- SELECTED TEXT:
[PATCH] KVM: arm64: Handle permission faults with guest_memfd

Fri May 1 07:18:16 PDT 2026

Hi Fuad,

On Thu, Apr 30, 2026 at 03:48:21PM +0100, Fuad Tabba wrote:
> Hi Alexandru,
> 
> On Thu, 30 Apr 2026 at 14:24, Alexandru Elisei <alexandru.elisei at arm.com> wrote:
> >
> > gmem_abort() calls kvm_pgtable_stage2_map() to make changes to stage 2. It
> > does this for both relaxing permissions on an existing mapping and to
> > install a missing mapping.
> >
> > kvm_pgtable_stage2_map() doesn't make changes to stage 2 if there is an
> > existing, valid entry and the new entry modifies only the permissions.
> > This is checked in:
> >
> > kvm_pgtable_stage2_map()
> >   stage2_map_walk_leaf()
> >      stage2_map_walker_try_leaf()
> >        stage2_pte_needs_update()
> >
> > and if only the permissions differ, kvm_pgtable_stage2_map() returns
> > -EAGAIN and KVM returns to the guest to replay the instruction. The
> > assumption is that a concurrent fault on a different VCPU already mapped
> > the faulting IPA, and replaying the instruction will either succeed, or
> > cause a permission fault, which should be handled with
> > kvm_pgtable_stage2_relax_perms().

[Records in a dataset]
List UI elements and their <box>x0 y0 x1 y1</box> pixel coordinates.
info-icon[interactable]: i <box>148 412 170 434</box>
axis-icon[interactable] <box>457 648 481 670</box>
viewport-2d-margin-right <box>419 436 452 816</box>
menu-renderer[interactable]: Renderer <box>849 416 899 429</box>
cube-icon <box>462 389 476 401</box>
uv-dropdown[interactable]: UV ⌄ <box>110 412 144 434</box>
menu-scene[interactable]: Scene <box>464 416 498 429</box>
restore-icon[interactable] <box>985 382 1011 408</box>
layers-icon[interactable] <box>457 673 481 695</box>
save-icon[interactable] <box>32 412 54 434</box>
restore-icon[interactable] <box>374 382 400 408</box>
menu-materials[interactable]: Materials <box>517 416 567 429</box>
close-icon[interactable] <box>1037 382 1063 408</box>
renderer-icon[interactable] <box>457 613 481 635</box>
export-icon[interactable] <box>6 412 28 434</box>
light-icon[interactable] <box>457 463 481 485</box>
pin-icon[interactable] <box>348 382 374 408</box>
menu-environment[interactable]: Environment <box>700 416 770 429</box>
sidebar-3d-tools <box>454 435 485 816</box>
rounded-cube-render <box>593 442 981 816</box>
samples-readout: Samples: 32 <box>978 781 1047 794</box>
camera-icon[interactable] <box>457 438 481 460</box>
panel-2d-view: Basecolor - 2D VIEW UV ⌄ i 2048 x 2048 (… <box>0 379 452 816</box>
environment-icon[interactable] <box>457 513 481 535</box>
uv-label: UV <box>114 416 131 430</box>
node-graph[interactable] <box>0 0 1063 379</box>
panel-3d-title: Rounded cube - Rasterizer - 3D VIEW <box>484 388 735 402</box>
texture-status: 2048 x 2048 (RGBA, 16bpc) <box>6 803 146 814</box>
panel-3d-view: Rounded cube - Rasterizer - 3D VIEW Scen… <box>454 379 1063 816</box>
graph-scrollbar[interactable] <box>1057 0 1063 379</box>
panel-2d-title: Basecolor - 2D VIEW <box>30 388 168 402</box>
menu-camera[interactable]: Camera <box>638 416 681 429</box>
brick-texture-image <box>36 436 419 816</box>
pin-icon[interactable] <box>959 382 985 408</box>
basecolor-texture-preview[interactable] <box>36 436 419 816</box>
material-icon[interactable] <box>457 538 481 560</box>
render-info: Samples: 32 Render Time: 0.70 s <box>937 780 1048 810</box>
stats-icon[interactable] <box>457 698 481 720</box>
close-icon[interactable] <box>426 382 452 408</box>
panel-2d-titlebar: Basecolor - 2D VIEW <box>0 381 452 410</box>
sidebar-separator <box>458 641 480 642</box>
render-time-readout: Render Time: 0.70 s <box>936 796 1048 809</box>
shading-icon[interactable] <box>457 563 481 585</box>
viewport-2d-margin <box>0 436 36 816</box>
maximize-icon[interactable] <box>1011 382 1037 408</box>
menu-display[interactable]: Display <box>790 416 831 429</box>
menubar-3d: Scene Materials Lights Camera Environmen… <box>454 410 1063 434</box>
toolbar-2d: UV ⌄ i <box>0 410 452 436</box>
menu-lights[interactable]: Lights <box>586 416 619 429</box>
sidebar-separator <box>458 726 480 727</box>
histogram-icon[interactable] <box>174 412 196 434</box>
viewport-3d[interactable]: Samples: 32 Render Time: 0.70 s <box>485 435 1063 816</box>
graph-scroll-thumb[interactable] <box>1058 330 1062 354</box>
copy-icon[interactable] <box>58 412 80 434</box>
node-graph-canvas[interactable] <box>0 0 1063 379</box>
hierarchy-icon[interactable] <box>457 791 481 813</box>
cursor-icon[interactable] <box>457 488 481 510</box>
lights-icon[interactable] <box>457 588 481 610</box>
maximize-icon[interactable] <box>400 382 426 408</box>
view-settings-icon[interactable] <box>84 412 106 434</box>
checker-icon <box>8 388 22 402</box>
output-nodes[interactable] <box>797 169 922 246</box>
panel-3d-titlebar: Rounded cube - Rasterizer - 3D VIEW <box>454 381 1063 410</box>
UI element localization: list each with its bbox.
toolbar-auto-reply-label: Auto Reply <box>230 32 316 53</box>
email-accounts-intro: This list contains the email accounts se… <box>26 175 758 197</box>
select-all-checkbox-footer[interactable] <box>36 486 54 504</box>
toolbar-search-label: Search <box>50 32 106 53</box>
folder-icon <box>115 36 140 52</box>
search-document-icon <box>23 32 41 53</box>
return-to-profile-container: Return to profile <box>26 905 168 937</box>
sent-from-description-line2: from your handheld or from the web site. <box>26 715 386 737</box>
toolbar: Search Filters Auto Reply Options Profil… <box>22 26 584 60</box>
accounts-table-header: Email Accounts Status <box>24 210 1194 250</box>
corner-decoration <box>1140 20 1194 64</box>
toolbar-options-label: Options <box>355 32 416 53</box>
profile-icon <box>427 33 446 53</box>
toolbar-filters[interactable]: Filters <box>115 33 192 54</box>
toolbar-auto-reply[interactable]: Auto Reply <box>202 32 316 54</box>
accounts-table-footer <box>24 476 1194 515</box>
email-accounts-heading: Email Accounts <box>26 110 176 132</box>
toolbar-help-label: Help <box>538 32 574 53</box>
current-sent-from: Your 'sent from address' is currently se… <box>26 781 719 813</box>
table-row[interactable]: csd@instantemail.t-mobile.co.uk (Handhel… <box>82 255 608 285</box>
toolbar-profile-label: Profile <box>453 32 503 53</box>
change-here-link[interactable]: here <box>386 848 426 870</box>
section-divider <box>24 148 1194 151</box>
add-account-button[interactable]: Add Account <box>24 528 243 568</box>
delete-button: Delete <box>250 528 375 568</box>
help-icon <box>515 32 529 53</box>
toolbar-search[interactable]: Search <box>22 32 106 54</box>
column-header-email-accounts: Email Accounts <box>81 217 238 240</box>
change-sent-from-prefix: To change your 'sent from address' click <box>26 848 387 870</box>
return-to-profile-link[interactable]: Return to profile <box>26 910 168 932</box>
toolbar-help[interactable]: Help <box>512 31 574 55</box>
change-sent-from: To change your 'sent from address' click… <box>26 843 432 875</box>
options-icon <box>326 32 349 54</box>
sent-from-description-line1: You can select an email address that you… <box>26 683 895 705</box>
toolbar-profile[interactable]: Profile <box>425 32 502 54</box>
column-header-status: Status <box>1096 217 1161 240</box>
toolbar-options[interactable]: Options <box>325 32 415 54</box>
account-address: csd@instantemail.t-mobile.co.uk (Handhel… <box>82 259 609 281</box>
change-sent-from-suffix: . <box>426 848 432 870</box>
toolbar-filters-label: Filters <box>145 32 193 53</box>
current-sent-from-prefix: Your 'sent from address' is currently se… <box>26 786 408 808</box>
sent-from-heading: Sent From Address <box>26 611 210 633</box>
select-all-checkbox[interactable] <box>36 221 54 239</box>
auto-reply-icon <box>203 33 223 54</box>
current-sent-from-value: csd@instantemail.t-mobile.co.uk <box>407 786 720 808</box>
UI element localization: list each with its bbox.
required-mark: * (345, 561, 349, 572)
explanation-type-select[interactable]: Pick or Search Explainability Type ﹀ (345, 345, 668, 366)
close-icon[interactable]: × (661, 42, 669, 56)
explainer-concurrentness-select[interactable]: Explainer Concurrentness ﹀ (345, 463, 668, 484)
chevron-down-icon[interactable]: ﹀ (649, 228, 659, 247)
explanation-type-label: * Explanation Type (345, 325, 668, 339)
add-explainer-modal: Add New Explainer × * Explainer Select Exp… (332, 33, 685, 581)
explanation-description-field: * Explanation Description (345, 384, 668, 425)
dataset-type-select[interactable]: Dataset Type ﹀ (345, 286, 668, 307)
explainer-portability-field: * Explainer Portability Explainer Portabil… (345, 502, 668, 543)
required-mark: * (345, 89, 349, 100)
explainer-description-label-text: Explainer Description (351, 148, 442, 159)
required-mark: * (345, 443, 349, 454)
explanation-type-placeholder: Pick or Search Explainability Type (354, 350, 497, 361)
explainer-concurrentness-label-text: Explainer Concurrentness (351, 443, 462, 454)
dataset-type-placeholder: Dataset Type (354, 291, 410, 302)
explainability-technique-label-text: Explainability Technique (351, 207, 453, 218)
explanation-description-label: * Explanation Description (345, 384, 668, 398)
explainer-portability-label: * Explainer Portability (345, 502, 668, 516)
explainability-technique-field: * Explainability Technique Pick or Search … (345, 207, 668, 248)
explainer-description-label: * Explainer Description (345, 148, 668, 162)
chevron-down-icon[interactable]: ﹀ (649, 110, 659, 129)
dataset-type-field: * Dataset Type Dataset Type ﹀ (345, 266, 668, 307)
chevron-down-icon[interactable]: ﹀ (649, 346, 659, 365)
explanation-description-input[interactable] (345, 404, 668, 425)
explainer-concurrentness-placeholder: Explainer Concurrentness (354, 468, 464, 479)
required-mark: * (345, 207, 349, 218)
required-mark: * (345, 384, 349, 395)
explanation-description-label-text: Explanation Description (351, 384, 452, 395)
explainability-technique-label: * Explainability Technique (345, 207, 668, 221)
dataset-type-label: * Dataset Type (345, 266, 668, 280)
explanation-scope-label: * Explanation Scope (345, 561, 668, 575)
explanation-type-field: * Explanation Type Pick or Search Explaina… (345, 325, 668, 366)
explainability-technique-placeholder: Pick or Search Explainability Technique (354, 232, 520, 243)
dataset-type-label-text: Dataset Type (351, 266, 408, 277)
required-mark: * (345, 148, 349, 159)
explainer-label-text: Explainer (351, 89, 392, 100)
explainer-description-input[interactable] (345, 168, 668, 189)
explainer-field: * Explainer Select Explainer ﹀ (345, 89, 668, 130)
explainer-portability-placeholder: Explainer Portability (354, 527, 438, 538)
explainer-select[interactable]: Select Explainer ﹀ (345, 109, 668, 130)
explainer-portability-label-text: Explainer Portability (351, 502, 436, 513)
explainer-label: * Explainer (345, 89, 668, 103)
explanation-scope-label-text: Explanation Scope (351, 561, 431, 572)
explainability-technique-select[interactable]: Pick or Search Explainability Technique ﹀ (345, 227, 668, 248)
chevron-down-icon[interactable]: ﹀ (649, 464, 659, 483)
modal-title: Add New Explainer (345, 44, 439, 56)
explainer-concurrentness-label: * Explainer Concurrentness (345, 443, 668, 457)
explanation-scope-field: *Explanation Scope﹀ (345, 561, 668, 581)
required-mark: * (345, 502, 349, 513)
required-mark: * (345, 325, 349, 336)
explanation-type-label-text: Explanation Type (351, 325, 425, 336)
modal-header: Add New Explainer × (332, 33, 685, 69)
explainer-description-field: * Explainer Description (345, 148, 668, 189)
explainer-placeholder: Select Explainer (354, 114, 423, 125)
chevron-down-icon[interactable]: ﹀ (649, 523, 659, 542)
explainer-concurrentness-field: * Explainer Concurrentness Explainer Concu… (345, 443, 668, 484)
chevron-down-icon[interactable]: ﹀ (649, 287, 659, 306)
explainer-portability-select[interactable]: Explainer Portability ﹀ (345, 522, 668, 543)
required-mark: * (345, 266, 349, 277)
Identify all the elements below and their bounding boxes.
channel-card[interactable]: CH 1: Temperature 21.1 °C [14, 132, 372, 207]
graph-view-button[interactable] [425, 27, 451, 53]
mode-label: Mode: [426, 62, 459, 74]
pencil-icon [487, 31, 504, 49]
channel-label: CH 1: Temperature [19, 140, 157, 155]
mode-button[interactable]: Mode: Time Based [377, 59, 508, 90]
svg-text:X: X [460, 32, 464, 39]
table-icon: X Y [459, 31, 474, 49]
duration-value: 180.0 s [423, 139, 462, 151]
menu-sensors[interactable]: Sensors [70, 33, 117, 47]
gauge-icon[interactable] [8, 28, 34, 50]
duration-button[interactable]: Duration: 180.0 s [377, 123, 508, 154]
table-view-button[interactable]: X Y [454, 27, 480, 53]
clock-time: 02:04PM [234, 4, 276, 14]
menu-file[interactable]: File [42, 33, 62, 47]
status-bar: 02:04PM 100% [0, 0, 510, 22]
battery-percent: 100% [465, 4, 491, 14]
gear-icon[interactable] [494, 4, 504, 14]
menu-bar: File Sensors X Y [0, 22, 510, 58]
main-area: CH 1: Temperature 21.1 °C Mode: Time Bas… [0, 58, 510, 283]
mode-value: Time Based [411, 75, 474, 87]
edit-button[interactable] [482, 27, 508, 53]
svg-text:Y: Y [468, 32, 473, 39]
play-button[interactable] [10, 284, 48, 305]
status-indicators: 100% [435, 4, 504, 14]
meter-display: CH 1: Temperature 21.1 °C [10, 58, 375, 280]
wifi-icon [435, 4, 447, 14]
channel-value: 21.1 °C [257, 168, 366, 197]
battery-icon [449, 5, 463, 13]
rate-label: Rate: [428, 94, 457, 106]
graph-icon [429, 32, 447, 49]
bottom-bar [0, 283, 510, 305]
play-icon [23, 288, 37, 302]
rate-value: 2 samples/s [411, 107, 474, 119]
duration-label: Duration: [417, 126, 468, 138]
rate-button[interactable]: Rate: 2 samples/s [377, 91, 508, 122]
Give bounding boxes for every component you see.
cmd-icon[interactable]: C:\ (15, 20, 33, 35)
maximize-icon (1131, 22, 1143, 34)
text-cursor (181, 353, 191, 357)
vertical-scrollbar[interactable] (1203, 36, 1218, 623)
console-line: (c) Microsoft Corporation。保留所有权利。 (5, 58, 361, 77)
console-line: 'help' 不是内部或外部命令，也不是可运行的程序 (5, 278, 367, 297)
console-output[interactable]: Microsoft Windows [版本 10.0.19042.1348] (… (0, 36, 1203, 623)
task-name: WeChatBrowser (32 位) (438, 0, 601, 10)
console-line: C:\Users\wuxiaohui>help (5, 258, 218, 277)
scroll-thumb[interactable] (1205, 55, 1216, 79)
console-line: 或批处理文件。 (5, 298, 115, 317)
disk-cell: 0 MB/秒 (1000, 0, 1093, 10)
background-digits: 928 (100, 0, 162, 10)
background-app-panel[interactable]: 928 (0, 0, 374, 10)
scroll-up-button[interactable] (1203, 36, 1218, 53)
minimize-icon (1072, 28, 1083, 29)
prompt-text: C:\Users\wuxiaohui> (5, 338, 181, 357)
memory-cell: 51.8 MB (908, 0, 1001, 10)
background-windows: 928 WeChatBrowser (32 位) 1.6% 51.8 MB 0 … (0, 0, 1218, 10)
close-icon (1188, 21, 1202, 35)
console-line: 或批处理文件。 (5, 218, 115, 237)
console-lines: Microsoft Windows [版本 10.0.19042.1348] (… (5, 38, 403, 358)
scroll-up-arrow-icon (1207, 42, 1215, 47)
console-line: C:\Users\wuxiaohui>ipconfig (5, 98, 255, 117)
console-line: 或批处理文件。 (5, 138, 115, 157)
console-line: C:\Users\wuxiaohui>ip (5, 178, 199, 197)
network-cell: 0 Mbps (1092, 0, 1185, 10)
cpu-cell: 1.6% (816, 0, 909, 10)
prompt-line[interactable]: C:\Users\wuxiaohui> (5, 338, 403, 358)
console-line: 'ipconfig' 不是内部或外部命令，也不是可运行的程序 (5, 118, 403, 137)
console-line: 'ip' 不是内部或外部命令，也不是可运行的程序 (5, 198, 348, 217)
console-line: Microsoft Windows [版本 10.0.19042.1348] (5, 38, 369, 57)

- TASKS FOR THIS EXERCISE:
**1)** Using the KVM patch email, decide whether each statement agrees with it, answering yes or no and quoting the deciding words. (a) Fuad Tabba's reply is dated Thursday, April 30, 2026. (b) When only the permissions differ, kvm_pgtable_stage2_map() returns -EBUSY. (c) kvm_pgtable_stage2_map() changes stage 2 when an existing valid entry differs only in its permissions.
**2)** Please print the section of the KVM patch email starting at "On Thu, Apr" and ending at "only the permissions.".
**3)** Write what comes next in the KVM patch email, picking up after its final line.

- ANSWERS TO THE PROBLEMS:
**1)**
(a) Yes: "On Thu, Apr 30, 2026 at 03:48:21PM +0100, Fuad Tabba wrote:"
(b) No: "-EAGAIN and KVM returns to the guest to replay the instruction"
(c) No: "kvm_pgtable_stage2_map() doesn't make changes to stage 2"

**2)**
On Thu, Apr 30, 2026 at 03:48:21PM +0100, Fuad Tabba wrote:
> Hi Alexandru,
> 
> On Thu, 30 Apr 2026 at 14:24, Alexandru Elisei <alexandru.elisei at arm.com> wrote:
> >
> > gmem_abort() calls kvm_pgtable_stage2_map() to make changes to stage 2. It
> > does this for both relaxing permissions on an existing mapping and to
> > install a missing mapping.
> >
> > kvm_pgtable_stage2_map() doesn't make changes to stage 2 if there is an
> > existing, valid entry and the new entry modifies only the permissions.

**3)**
> >
> > gmem_abort(), on a read or write fault on a system without DIC (instruction
> > cache invalidation required for data to instruction coherence), installs a
> > valid entry with read and write permissions, but without executable
> > permissions. On an execution fault on the same page, gmem_abort() attempts
> > to relax the permissions to allow execution, but calls
> > kvm_pgtable_stage2_map() to change the existing, valid, entry.
> > kvm_pgtable_stage2_map() returns -EAGAIN and KVM resumes execution from the
> > faulting instruction, which leads to an infinite loop of permission faults
> > on the same instruction.
> >
> > Allow the guest to make progress by using kvm_pgtable_stage2_relax_perms()
> > to relax permissions.
> >
> > Fixes: a7b57e099592 ("KVM: arm64: Handle guest_memfd-backed guest page faults")
> > Signed-off-by: Alexandru Elisei <alexandru.elisei at arm.com>
> > ---
> >
> > Lightly tested on an Orion O6 board, without pkvm, and without nested
> > virtualisation.
> >
> > Doesn't apply cleanly on top of a7b57e099592, I can send a patch for that if
> > needed.
> >
> >  arch/arm64/kvm/mmu.c | 24 +++++++++++++++++-------
> >  1 file changed, 17 insertions(+), 7 deletions(-)
> >
> > diff --git a/arch/arm64/kvm/mmu.c b/arch/arm64/kvm/mmu.c
> > index d089c107d9b7..dff58de7703b 100644
> > --- a/arch/arm64/kvm/mmu.c
> > +++ b/arch/arm64/kvm/mmu.c
> > @@ -1576,6 +1576,7 @@ struct kvm_s2_fault_desc {
> >  static int gmem_abort(const struct kvm_s2_fault_desc *s2fd)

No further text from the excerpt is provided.